» Aim of the exercise
Which lines in the listing below contain the string "dropdown", counting only matches in that exact case? Gather every such line.

» Data listing
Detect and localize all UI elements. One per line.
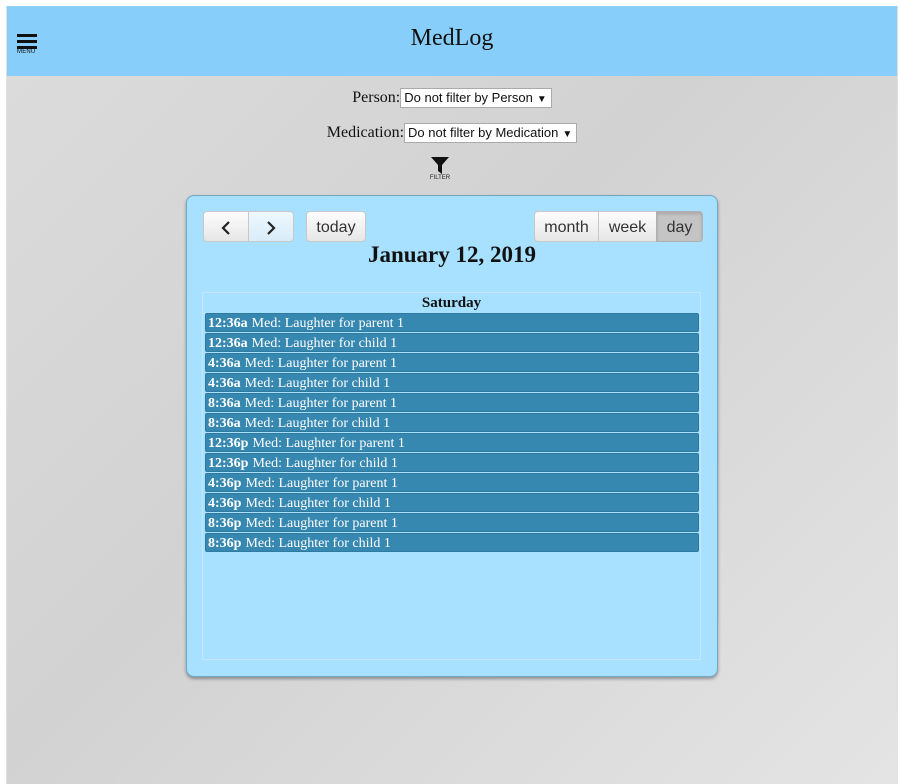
person-select[interactable]: Do not filter by Person ▼: [400, 88, 552, 108]
event-title: Med: Laughter for parent 1: [244, 356, 398, 371]
filter-icon: [431, 157, 449, 174]
event-time: 8:36p: [208, 536, 242, 551]
event-time: 8:36a: [208, 396, 241, 411]
event-title: Med: Laughter for child 1: [245, 536, 391, 551]
dropdown-arrow-icon: ▼: [536, 94, 547, 105]
dropdown-arrow-icon: ▼: [562, 129, 573, 140]
calendar-title: January 12, 2019: [367, 242, 537, 267]
event-title: Med: Laughter for child 1: [244, 416, 391, 431]
event-time: 12:36p: [208, 456, 249, 471]
event-time: 12:36p: [208, 436, 249, 451]
calendar-event[interactable]: 12:36p Med: Laughter for child 1: [205, 453, 699, 472]
person-select-value: Do not filter by Person: [404, 90, 533, 105]
event-time: 4:36a: [208, 376, 241, 391]
event-time: 12:36a: [208, 336, 248, 351]
event-title: Med: Laughter for parent 1: [252, 436, 405, 451]
event-title: Med: Laughter for parent 1: [245, 516, 398, 531]
medication-filter-row: Medication: Do not filter by Medication ▼: [7, 123, 897, 143]
calendar-event[interactable]: 4:36p Med: Laughter for parent 1: [205, 473, 699, 492]
day-view-button[interactable]: day: [656, 211, 703, 242]
medication-select[interactable]: Do not filter by Medication ▼: [404, 123, 578, 143]
event-title: Med: Laughter for child 1: [251, 336, 398, 351]
filter-button-label: FILTER: [429, 175, 451, 181]
chevron-left-icon: [221, 220, 230, 235]
medication-filter-label: Medication:: [326, 124, 405, 141]
calendar-event[interactable]: 12:36p Med: Laughter for parent 1: [205, 433, 699, 452]
event-title: Med: Laughter for child 1: [245, 496, 391, 511]
calendar-event[interactable]: 12:36a Med: Laughter for parent 1: [205, 313, 699, 332]
calendar-event[interactable]: 12:36a Med: Laughter for child 1: [205, 333, 699, 352]
calendar: today month week day January 12, 2019 Sa…: [186, 195, 718, 677]
app-frame: MENU MedLog Person: Do not filter by Pers…: [6, 6, 898, 784]
event-title: Med: Laughter for parent 1: [251, 316, 405, 331]
prev-button[interactable]: [203, 211, 249, 242]
next-button[interactable]: [248, 211, 294, 242]
calendar-event[interactable]: 4:36a Med: Laughter for parent 1: [205, 353, 699, 372]
event-title: Med: Laughter for child 1: [244, 376, 391, 391]
today-button[interactable]: today: [306, 211, 366, 242]
calendar-event[interactable]: 8:36a Med: Laughter for parent 1: [205, 393, 699, 412]
event-time: 8:36p: [208, 516, 242, 531]
event-time: 4:36p: [208, 476, 242, 491]
event-list: 12:36a Med: Laughter for parent 1 12:36a Me…: [205, 313, 699, 553]
calendar-event[interactable]: 8:36p Med: Laughter for parent 1: [205, 513, 699, 532]
event-time: 4:36a: [208, 356, 241, 371]
event-title: Med: Laughter for child 1: [252, 456, 398, 471]
medication-select-value: Do not filter by Medication: [408, 125, 559, 140]
month-view-button[interactable]: month: [534, 211, 599, 242]
event-time: 8:36a: [208, 416, 241, 431]
calendar-event[interactable]: 8:36a Med: Laughter for child 1: [205, 413, 699, 432]
week-view-button[interactable]: week: [598, 211, 657, 242]
top-bar: MENU MedLog: [7, 6, 897, 76]
calendar-event[interactable]: 4:36p Med: Laughter for child 1: [205, 493, 699, 512]
day-header: Saturday: [203, 293, 700, 314]
event-title: Med: Laughter for parent 1: [245, 476, 398, 491]
calendar-event[interactable]: 8:36p Med: Laughter for child 1: [205, 533, 699, 552]
calendar-event[interactable]: 4:36a Med: Laughter for child 1: [205, 373, 699, 392]
chevron-right-icon: [267, 220, 276, 235]
app-title: MedLog: [410, 25, 494, 51]
day-grid: Saturday 12:36a Med: Laughter for parent …: [202, 292, 701, 660]
event-time: 12:36a: [208, 316, 248, 331]
event-time: 4:36p: [208, 496, 242, 511]
filter-button[interactable]: FILTER: [428, 156, 452, 184]
person-filter-label: Person:: [352, 89, 401, 106]
event-title: Med: Laughter for parent 1: [244, 396, 398, 411]
person-filter-row: Person: Do not filter by Person ▼: [7, 88, 897, 108]
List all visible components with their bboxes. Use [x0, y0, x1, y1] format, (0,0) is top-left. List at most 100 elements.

» Solution below
dropdown-arrow-icon: ▼: [536, 94, 547, 105]
dropdown-arrow-icon: ▼: [562, 129, 573, 140]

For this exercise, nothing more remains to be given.